*TASK DIRECTIONS*. Each record must be reproduced exactly as it is shown.

*SOURCE DATA*.
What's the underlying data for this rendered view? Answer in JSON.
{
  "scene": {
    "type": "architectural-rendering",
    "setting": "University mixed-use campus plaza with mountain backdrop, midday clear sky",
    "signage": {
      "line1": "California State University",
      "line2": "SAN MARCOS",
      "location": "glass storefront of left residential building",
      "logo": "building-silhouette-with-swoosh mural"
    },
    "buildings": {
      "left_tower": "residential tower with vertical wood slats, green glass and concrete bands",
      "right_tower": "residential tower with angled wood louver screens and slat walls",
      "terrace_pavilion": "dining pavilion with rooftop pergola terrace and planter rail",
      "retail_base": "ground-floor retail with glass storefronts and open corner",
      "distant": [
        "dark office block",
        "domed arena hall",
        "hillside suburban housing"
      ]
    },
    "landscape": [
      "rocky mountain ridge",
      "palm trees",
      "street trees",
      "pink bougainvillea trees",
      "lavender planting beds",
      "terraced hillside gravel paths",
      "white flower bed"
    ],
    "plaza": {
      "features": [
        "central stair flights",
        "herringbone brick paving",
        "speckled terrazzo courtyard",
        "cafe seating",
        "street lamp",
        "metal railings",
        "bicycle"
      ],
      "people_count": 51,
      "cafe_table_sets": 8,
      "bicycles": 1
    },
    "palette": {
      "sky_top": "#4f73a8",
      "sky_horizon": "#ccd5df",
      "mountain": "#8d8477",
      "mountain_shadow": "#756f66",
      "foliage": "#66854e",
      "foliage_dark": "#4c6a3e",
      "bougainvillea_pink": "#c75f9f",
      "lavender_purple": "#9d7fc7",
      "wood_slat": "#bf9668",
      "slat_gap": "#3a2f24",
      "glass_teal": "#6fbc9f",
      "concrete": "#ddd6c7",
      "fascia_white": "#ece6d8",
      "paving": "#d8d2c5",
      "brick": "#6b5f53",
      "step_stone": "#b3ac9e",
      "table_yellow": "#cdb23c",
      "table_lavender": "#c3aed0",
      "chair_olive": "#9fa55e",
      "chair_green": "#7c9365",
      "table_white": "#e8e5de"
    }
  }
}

*OUTPUT OF THE EXERCISE*.
What's the underlying data for this rendered view? Answer in JSON.
{
  "scene": {
    "type": "architectural-rendering",
    "setting": "University mixed-use campus plaza with mountain backdrop, midday clear sky",
    "signage": {
      "line1": "California State University",
      "line2": "SAN MARCOS",
      "location": "glass storefront of left residential building",
      "logo": "building-silhouette-with-swoosh mural"
    },
    "buildings": {
      "left_tower": "residential tower with vertical wood slats, green glass and concrete bands",
      "right_tower": "residential tower with angled wood louver screens and slat walls",
      "terrace_pavilion": "dining pavilion with rooftop pergola terrace and planter rail",
      "retail_base": "ground-floor retail with glass storefronts and open corner",
      "distant": [
        "dark office block",
        "domed arena hall",
        "hillside suburban housing"
      ]
    },
    "landscape": [
      "rocky mountain ridge",
      "palm trees",
      "street trees",
      "pink bougainvillea trees",
      "lavender planting beds",
      "terraced hillside gravel paths",
      "white flower bed"
    ],
    "plaza": {
      "features": [
        "central stair flights",
        "herringbone brick paving",
        "speckled terrazzo courtyard",
        "cafe seating",
        "street lamp",
        "metal railings",
        "bicycle"
      ],
      "people_count": 51,
      "cafe_table_sets": 8,
      "bicycles": 1
    },
    "palette": {
      "sky_top": "#4f73a8",
      "sky_horizon": "#ccd5df",
      "mountain": "#8d8477",
      "mountain_shadow": "#756f66",
      "foliage": "#66854e",
      "foliage_dark": "#4c6a3e",
      "bougainvillea_pink": "#c75f9f",
      "lavender_purple": "#9d7fc7",
      "wood_slat": "#bf9668",
      "slat_gap": "#3a2f24",
      "glass_teal": "#6fbc9f",
      "concrete": "#ddd6c7",
      "fascia_white": "#ece6d8",
      "paving": "#d8d2c5",
      "brick": "#6b5f53",
      "step_stone": "#b3ac9e",
      "table_yellow": "#cdb23c",
      "table_lavender": "#c3aed0",
      "chair_olive": "#9fa55e",
      "chair_green": "#7c9365",
      "table_white": "#e8e5de"
    }
  }
}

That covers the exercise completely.